(Beginning of TEXT UNDER STUDY)

By Jim Fink on November 5, 2010

There are industries whose prospects really are improved or worsened by politics, like utilities and telecom.

 — Roger Conrad, Utility Forecaster

What a week!  Both the mid-term elections and the Fed meeting are game changers for the markets. Investors who appreciate the forces that were unleashed by these two events will prosper. But keep in mind that these political forces are secondary in investing to fundamental analysis. As Roger Conrad of Utility Forecaster wrote to subscribers immediately after the election:

The key to investing success is the same, no matter who controls the levers of political power. That is to buy good companies trading at bargain prices and let them build wealth for you.

The best investment process is a combination of bottoms-up stock-by-stock evaluation and a top-down analysis of political and macroeconomic events. So, without further ado, let’s talk politics!

(End of TEXT UNDER STUDY)
(Beginning of GIVEN INFORMATION)

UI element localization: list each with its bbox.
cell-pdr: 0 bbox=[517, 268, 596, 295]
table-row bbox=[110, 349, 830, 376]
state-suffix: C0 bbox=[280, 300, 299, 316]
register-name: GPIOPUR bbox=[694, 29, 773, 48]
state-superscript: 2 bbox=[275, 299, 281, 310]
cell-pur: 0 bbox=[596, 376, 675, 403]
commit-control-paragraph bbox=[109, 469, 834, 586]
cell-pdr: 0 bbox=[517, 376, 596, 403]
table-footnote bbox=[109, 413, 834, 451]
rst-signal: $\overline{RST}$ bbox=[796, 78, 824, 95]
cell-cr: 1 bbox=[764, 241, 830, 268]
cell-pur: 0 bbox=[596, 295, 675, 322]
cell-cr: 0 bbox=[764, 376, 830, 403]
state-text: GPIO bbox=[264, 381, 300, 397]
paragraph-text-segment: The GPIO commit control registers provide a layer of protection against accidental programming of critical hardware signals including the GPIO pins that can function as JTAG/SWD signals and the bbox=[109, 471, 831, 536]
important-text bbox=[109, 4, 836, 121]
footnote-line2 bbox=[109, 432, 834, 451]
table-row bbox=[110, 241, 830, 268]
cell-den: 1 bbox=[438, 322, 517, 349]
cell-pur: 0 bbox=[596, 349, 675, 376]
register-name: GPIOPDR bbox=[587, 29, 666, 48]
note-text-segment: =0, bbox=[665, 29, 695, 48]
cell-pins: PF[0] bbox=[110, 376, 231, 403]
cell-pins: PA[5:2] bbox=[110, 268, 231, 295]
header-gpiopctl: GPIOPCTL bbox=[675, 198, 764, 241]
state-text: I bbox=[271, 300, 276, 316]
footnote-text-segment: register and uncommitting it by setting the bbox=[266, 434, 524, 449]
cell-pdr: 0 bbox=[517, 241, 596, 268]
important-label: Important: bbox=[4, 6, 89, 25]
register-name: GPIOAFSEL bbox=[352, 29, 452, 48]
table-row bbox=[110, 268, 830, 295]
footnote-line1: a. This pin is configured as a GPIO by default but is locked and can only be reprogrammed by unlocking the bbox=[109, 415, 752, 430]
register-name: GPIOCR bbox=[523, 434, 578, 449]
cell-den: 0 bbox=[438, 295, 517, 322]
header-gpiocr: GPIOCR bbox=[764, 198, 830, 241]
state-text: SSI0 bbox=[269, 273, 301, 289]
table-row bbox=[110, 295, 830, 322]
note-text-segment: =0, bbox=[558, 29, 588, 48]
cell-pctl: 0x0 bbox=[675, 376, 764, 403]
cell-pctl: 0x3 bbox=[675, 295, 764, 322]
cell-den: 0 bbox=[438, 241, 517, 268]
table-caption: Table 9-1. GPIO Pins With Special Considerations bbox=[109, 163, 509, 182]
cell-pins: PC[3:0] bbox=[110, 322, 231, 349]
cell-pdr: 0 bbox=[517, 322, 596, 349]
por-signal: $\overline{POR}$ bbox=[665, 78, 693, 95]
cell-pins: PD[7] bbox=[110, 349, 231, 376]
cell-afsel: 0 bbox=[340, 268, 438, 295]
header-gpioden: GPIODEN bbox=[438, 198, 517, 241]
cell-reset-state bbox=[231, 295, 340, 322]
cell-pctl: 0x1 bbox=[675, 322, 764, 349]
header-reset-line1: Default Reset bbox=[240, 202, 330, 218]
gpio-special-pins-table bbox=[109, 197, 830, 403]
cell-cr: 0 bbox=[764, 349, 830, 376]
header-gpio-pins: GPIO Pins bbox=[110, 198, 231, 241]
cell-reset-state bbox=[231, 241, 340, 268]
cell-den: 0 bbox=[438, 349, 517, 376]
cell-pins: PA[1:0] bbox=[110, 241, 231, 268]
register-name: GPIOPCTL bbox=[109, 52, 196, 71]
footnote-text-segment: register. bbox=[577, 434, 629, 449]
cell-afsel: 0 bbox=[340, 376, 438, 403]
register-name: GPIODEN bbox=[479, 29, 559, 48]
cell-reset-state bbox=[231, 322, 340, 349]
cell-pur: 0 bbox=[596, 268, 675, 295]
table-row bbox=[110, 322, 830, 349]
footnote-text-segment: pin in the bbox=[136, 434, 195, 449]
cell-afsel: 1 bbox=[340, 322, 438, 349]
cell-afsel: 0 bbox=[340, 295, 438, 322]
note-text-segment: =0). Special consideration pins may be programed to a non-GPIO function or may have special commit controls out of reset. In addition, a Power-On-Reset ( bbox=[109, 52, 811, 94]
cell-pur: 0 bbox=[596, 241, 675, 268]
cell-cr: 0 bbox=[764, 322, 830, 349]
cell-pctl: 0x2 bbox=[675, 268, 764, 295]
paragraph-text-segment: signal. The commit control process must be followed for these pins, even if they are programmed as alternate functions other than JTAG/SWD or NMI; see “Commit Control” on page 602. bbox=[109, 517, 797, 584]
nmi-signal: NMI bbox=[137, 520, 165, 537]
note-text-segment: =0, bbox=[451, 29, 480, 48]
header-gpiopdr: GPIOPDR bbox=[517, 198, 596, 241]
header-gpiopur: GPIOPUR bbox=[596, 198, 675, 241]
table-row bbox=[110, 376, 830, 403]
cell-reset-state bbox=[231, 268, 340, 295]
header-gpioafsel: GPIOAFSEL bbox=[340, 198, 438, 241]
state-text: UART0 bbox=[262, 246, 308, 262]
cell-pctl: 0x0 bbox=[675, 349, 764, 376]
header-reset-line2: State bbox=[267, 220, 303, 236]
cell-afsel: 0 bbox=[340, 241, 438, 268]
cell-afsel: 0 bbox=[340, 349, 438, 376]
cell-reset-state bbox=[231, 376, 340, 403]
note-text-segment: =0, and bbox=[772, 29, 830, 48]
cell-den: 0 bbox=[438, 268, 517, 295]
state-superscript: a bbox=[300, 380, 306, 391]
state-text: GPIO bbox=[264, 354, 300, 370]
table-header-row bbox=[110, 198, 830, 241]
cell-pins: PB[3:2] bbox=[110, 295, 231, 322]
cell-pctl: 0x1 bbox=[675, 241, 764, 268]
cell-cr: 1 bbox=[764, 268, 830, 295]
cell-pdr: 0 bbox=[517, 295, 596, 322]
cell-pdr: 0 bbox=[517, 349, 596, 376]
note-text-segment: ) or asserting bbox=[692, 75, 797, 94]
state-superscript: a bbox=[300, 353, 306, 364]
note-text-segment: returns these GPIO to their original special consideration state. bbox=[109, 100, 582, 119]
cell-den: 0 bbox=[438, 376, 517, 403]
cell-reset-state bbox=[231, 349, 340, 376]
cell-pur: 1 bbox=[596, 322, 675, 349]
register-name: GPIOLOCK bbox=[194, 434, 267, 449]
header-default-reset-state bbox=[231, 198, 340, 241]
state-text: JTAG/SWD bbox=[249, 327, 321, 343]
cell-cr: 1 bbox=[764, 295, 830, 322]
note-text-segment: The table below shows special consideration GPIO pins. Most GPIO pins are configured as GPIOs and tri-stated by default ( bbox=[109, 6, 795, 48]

(End of GIVEN INFORMATION)

TASK SET ::
[1] Rewrite the passage of the investing commentary starting at "What a week!  Both" and ending at "wealth for you.", putting "investment" in place of "investing".
[2] In the investing commentary, shorten the paragraph that begins "What a week!" while keeping its main facts.
[3] Write what comes next in the commentary on the mid-term elections and the Fed meeting, picking up after its last sentence.

SOLVED PROBLEMS ::
[1]
What a week!  Both the mid-term elections and the Fed meeting are game changers for the markets. Investors who appreciate the forces that were unleashed by these two events will prosper. But keep in mind that these political forces are secondary in investment to fundamental analysis. As Roger Conrad of Utility Forecaster wrote to subscribers immediately after the election:

The key to investment success is the same, no matter who controls the levers of political power. That is to buy good companies trading at bargain prices and let them build wealth for you.

[2] The mid-term elections and the Fed meeting are both game changers for the markets, and investors who understand the forces they unleashed will prosper. Still, those political forces matter less than fundamental analysis. Roger Conrad of Utility Forecaster made this point to subscribers right after the election.

[3]
2010 Election

Historically, the opposition party (i.e., the one not in control of the White House) does well during mid-term elections because voters are disappointed that the hype of the presidential campaign two years before does not mesh with reality. But even by this standard, the Republicans kicked ass, taking back control of the House of Representatives by picking up at least 60 seats (9 House contests are still too close to call). This amounts to the largest seat gain for the GOP since 1938, even more than the gains Republicans saw during the 1994 midterm election. The semi-final tally is 239 Republicans and 187 Democrats, which gives Republicans a comfortable 20 seats more than the 218 needed for a majority.

In addition, the Republicans gained six Senate seats, which ends any chance that Democrats can prevent Republicans from filibustering liberal legislation such as increasing the national debt ceiling. The final tally is 53 Democrats (including 2 left-leaning independents) and 47 Republicans.

Meaning of Republican Victory in 2010 Election

The election acted like a huge restraining order on Democratic legislation. The key word is “gridlock.”  Put bluntly, the era of Obama’s massive borrow-and-spend regulatory programs is over. Some industries that will be affected are listed below:

Coal. In a post-election press conference, Obama said that he was abandoning all efforts to pass clean energy legislation, which includes CO2 climate control through “cap-and-trade.”  This has to help coal companies, which traffic in the dirtiest of all fossil fuels.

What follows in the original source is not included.